Work to complete: Repeat the material below exactly, with no pictures.

Available records:
########################################

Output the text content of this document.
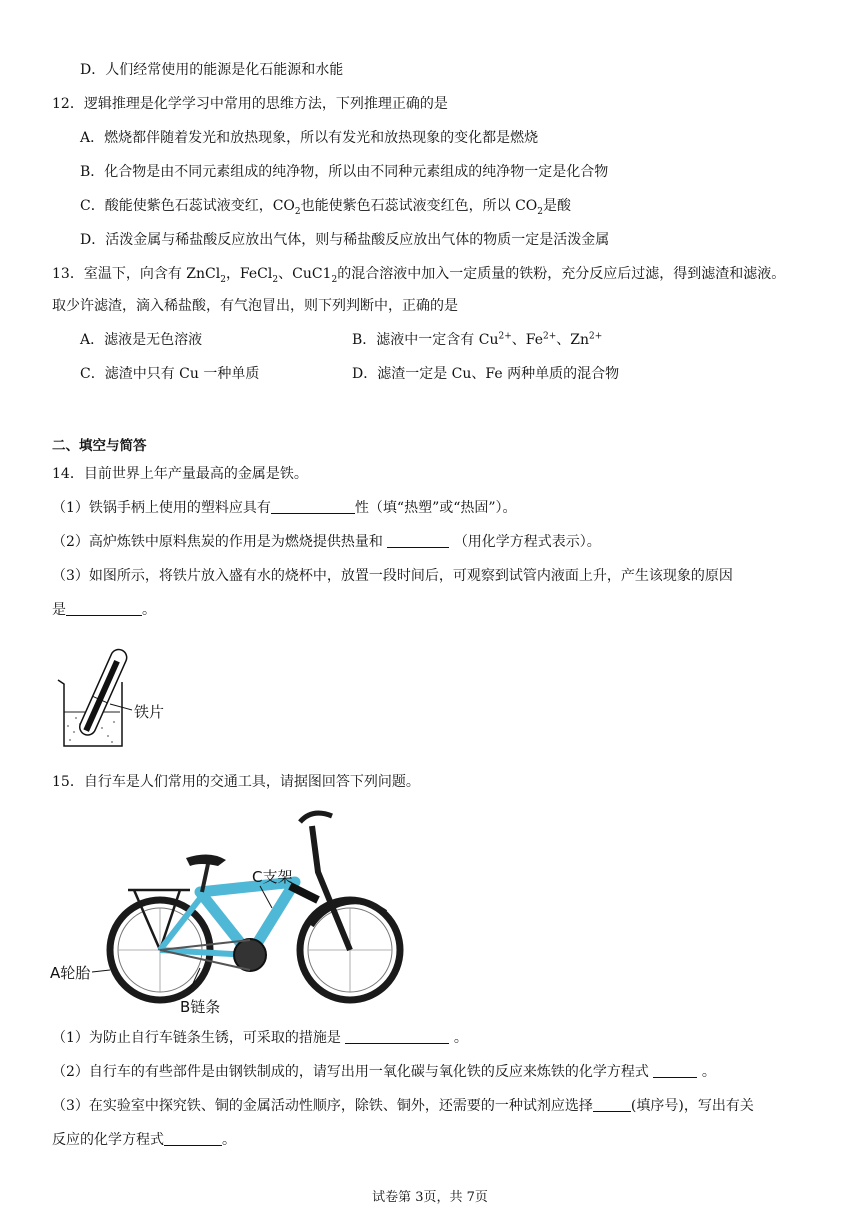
D．人们经常使用的能源是化石能源和水能
12．逻辑推理是化学学习中常用的思维方法，下列推理正确的是
A．燃烧都伴随着发光和放热现象，所以有发光和放热现象的变化都是燃烧
B．化合物是由不同元素组成的纯净物，所以由不同种元素组成的纯净物一定是化合物
C．酸能使紫色石蕊试液变红，$CO_2$也能使紫色石蕊试液变红色，所以 $CO_2$是酸
D．活泼金属与稀盐酸反应放出气体，则与稀盐酸反应放出气体的物质一定是活泼金属
13．室温下，向含有 ZnCl$_2$，FeCl$_2$、$CuC1_2$的混合溶液中加入一定质量的铁粉，充分反应后过滤，得到滤渣和滤液。
取少许滤渣，滴入稀盐酸，有气泡冒出，则下列判断中，正确的是
A．滤液是无色溶液	B．滤液中一定含有 $Cu^{2+}$、$Fe^{2+}$、$Zn^{2+}$
C．滤渣中只有 Cu 一种单质	D．滤渣一定是 Cu、Fe 两种单质的混合物
二、填空与简答
14．目前世界上年产量最高的金属是铁。
（1）铁锅手柄上使用的塑料应具有	性（填“热塑”或“热固”）。
（2）高炉炼铁中原料焦炭的作用是为燃烧提供热量和	（用化学方程式表示）。
（3）如图所示，将铁片放入盛有水的烧杯中，放置一段时间后，可观察到试管内液面上升，产生该现象的原因
是	。
铁片
15．自行车是人们常用的交通工具，请据图回答下列问题。
C支架
A轮胎
B链条
（1）为防止自行车链条生锈，可采取的措施是	。
（2）自行车的有些部件是由钢铁制成的，请写出用一氧化碳与氧化铁的反应来炼铁的化学方程式	。
（3）在实验室中探究铁、铜的金属活动性顺序，除铁、铜外，还需要的一种试剂应选择	(填序号)，写出有关
反应的化学方程式	。
试卷第 3页，共 7页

########################################

Exercise response:
Output the text content of this document.
D．人们经常使用的能源是化石能源和水能
12．逻辑推理是化学学习中常用的思维方法，下列推理正确的是
A．燃烧都伴随着发光和放热现象，所以有发光和放热现象的变化都是燃烧
B．化合物是由不同元素组成的纯净物，所以由不同种元素组成的纯净物一定是化合物
C．酸能使紫色石蕊试液变红，$CO_2$也能使紫色石蕊试液变红色，所以 $CO_2$是酸
D．活泼金属与稀盐酸反应放出气体，则与稀盐酸反应放出气体的物质一定是活泼金属
13．室温下，向含有 ZnCl$_2$，FeCl$_2$、$CuC1_2$的混合溶液中加入一定质量的铁粉，充分反应后过滤，得到滤渣和滤液。
取少许滤渣，滴入稀盐酸，有气泡冒出，则下列判断中，正确的是
A．滤液是无色溶液	B．滤液中一定含有 $Cu^{2+}$、$Fe^{2+}$、$Zn^{2+}$
C．滤渣中只有 Cu 一种单质	D．滤渣一定是 Cu、Fe 两种单质的混合物
二、填空与简答
14．目前世界上年产量最高的金属是铁。
（1）铁锅手柄上使用的塑料应具有	性（填“热塑”或“热固”）。
（2）高炉炼铁中原料焦炭的作用是为燃烧提供热量和	（用化学方程式表示）。
（3）如图所示，将铁片放入盛有水的烧杯中，放置一段时间后，可观察到试管内液面上升，产生该现象的原因
是	。
铁片
15．自行车是人们常用的交通工具，请据图回答下列问题。
C支架
A轮胎
B链条
（1）为防止自行车链条生锈，可采取的措施是	。
（2）自行车的有些部件是由钢铁制成的，请写出用一氧化碳与氧化铁的反应来炼铁的化学方程式	。
（3）在实验室中探究铁、铜的金属活动性顺序，除铁、铜外，还需要的一种试剂应选择	(填序号)，写出有关
反应的化学方程式	。
试卷第 3页，共 7页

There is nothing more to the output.